■ TASK 1:
Translate this sentence from the passage on bank stress tests into Spanish: "The Bank has not demanded that either bank submit a revised capital plan, unlike Co-op."

■ PAGE EXTRACT:
------------------------------------
But only one, Co-op, has actually failed the test of what would happen if there were an economic crisis in the UK.
The bank, which faced its own crisis in 2012 when its efforts to buy 600 Lloyds Bank branches collapsed, has been told to cut its balance sheet by selling assets.
For Lloyds and RBS the results of the stress tests were tough but not as gloomy.
Although the Bank of England said that both "remain susceptible to a severe economic downturn", they were already taking action to strengthen their businesses.
The Bank has not demanded that either bank submit a revised capital plan, unlike Co-op.
The overall message of the stress test is that banks and building societies are stronger than they were in 2013 when the last test was taken.
And certainly much better than in the crisis of 2008.
Five other firms - HSBC, Barclays, Nationwide, Santander and Standard Chartered - passed the stress test.
The Bank did say that many banks faced "misconduct risk" in the future - the huge fines for issues such as the manipulation of the foreign exchange market and the mis-selling of Payment Protection Insurance (PPI).
The Bank war-gamed a scenario where the UK economy would face a crisis not seen since World War One.
Under the test, house prices would collapse by 35%, unemployment would surge by 12%, interest and inflation rates would rise and financial markets would collapse by 30%.
That would put banks' and building societies' businesses under pressure and leave them with losses of £13bn.
Lloyds and RBS, with a large amount of mortgage lending, would be particularly exposed.
Mark Carney, the governor of the Bank of England, said: "This was a demanding test.
"The results show that the core of the banking system is significantly more resilient [and] that it has strength to continue to serve the real economy even in a severe stress."
The Bank has made it clear that its doomsday scenario is not something that it thinks is likely to happen at the moment.
It is an attempt to replicate the bad news piled upon bad news such as occurred in 2008.
And given that the present risks in the economy include a collapse in the oil price and possible deflation in the eurozone, some argue that the Bank is testing the wrong thing.
The Financial Stability Report, also published by the Bank today, does warn that the global economic outlook has weakened since June.
The report admits that geo-political risk and weak global growth could "affect the outlook for financial stability".
And debt levels for consumers in the UK mortgage market "remain high".
That given, the economic headwinds are still considerable.
Banks and building societies will have to keep strengthening their balance sheets to be able to withstand them.
------------------------------------
[Recorded data]
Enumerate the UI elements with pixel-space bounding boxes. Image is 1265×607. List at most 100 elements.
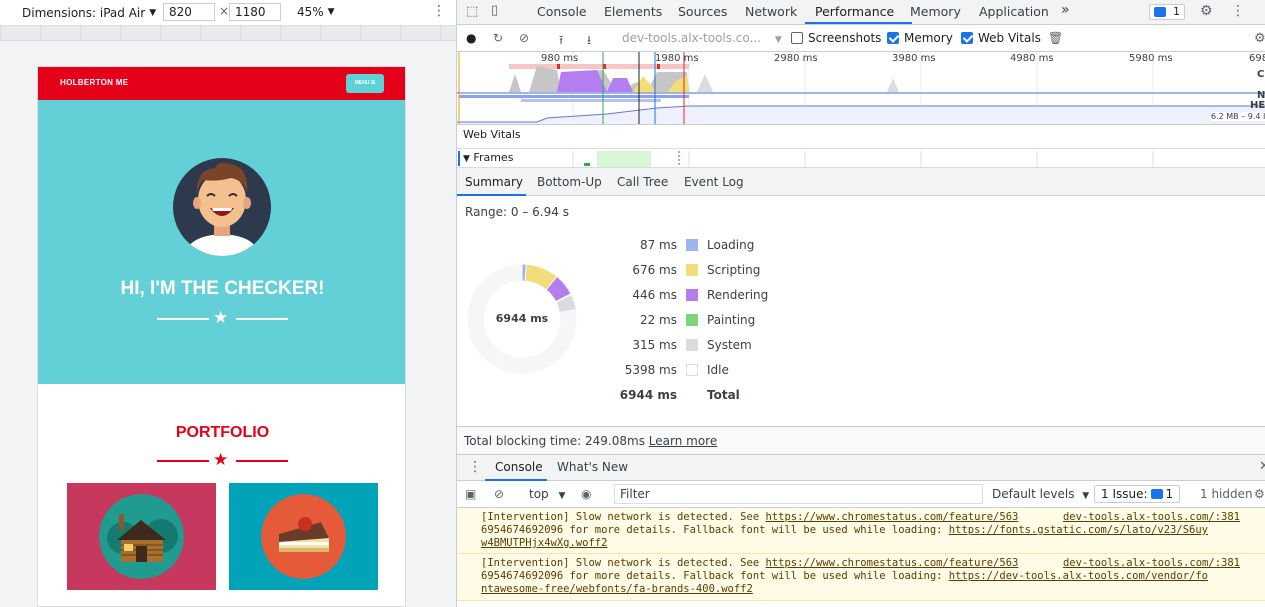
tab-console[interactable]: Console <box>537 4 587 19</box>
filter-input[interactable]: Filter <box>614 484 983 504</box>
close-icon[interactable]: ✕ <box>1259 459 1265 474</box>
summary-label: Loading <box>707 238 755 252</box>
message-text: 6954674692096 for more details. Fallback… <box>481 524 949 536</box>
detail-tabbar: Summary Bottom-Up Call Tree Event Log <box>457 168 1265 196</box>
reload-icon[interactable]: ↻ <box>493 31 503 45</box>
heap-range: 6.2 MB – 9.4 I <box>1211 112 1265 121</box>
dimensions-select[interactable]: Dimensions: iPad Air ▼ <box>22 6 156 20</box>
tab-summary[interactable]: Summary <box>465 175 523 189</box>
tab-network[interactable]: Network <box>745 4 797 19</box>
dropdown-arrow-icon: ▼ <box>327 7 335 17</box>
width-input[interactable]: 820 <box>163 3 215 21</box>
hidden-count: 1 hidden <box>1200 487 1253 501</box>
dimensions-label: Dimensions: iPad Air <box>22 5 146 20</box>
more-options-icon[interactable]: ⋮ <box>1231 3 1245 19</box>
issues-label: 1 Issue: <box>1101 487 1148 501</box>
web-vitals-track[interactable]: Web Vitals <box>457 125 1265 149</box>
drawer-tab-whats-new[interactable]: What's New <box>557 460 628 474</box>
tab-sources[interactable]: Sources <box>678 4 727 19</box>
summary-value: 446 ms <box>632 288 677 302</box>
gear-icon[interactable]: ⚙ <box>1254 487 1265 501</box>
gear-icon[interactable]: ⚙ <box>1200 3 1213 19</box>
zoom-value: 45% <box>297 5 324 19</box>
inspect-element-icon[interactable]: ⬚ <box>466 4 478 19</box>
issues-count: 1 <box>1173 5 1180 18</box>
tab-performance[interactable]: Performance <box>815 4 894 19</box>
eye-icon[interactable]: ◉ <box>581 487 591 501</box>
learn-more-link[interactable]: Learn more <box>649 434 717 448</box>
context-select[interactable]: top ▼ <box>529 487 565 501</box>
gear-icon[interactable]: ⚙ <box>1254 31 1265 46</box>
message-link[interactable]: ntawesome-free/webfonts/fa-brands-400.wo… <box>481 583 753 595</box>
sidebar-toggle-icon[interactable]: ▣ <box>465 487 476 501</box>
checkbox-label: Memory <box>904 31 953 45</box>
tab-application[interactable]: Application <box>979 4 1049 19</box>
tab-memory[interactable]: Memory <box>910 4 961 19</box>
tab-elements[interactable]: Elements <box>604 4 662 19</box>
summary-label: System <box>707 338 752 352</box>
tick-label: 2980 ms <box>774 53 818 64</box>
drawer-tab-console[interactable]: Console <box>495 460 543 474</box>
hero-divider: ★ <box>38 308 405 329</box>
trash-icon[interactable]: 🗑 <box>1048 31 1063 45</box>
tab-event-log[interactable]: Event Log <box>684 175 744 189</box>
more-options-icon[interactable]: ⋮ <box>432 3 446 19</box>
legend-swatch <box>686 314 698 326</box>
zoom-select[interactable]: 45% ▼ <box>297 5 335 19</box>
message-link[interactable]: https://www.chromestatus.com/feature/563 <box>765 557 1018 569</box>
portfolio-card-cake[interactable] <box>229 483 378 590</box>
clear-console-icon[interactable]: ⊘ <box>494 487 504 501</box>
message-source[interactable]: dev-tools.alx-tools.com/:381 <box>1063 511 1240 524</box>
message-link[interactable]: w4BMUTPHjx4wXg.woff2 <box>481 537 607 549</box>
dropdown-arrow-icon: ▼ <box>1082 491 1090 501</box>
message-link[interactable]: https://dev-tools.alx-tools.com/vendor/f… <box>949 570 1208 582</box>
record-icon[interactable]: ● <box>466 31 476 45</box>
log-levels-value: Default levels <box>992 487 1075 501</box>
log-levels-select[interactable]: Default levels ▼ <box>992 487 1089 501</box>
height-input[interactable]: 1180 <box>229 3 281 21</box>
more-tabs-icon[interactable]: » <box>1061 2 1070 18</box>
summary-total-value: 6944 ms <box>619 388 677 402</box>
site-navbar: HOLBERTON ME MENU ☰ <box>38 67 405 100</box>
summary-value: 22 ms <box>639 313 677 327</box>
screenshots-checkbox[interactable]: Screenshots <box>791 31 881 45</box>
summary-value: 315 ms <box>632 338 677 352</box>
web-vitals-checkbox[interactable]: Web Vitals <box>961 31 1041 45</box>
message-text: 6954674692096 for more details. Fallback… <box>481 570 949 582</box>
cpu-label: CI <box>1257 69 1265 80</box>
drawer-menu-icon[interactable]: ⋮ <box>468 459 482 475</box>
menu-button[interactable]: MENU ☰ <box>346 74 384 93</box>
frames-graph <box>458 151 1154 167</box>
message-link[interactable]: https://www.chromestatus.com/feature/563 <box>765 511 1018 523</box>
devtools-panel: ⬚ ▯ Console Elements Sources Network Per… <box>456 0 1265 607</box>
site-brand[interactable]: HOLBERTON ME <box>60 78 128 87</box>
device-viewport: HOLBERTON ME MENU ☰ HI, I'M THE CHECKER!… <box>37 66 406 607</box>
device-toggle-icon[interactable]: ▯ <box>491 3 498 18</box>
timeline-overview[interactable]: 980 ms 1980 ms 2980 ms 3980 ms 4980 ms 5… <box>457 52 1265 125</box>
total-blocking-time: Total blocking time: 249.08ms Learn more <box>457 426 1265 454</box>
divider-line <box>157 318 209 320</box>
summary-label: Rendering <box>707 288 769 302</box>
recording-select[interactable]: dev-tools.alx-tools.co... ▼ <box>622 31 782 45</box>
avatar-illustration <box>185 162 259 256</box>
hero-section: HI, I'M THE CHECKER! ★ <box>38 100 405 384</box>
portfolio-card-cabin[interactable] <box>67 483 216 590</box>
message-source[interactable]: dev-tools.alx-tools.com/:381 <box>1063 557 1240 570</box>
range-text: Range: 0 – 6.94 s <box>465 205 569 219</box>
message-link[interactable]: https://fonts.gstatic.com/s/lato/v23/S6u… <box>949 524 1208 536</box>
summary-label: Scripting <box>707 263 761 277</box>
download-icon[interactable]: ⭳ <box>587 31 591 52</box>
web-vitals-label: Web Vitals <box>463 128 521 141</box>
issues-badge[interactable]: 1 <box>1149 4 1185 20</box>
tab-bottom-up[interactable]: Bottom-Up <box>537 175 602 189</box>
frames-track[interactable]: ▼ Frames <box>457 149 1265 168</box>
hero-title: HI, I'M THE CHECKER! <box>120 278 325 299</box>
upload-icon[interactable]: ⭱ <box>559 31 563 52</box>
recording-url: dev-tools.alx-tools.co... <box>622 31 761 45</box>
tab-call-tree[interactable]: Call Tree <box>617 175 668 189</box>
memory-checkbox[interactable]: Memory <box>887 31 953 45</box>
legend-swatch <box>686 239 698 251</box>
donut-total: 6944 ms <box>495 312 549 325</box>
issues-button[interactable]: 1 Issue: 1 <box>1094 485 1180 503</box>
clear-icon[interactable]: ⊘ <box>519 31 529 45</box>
------------------------------------
■ TASK 2:
Arrange the lines of the entries as a numbered list, from the line containing "tab-console[interactable]: Console <box>537" down to the line containing "zoom-value: 45% <box>297 5 324 19</box>", leaving out any blank lines.

■ TASK RESPONSE 1:
El Banco no ha exigido que ninguno de los dos bancos presente un plan de capital revisado, a diferencia de Co-op.

■ TASK RESPONSE 2:
1. tab-console[interactable]: Console <box>537 4 587 19</box>
2. filter-input[interactable]: Filter <box>614 484 983 504</box>
3. close-icon[interactable]: ✕ <box>1259 459 1265 474</box>
4. summary-label: Loading <box>707 238 755 252</box>
5. message-text: 6954674692096 for more details. Fallback… <box>481 524 949 536</box>
6. detail-tabbar: Summary Bottom-Up Call Tree Event Log <box>457 168 1265 196</box>
7. reload-icon[interactable]: ↻ <box>493 31 503 45</box>
8. heap-range: 6.2 MB – 9.4 I <box>1211 112 1265 121</box>
9. dimensions-select[interactable]: Dimensions: iPad Air ▼ <box>22 6 156 20</box>
10. tab-summary[interactable]: Summary <box>465 175 523 189</box>
11. tab-network[interactable]: Network <box>745 4 797 19</box>
12. dropdown-arrow-icon: ▼ <box>327 7 335 17</box>
13. width-input[interactable]: 820 <box>163 3 215 21</box>
14. hidden-count: 1 hidden <box>1200 487 1253 501</box>
15. dimensions-label: Dimensions: iPad Air <box>22 5 146 20</box>
16. more-options-icon[interactable]: ⋮ <box>1231 3 1245 19</box>
17. issues-label: 1 Issue: <box>1101 487 1148 501</box>
18. web-vitals-track[interactable]: Web Vitals <box>457 125 1265 149</box>
19. drawer-tab-whats-new[interactable]: What's New <box>557 460 628 474</box>
20. tab-sources[interactable]: Sources <box>678 4 727 19</box>
21. summary-value: 446 ms <box>632 288 677 302</box>
22. gear-icon[interactable]: ⚙ <box>1254 487 1265 501</box>
23. gear-icon[interactable]: ⚙ <box>1200 3 1213 19</box>
24. zoom-value: 45% <box>297 5 324 19</box>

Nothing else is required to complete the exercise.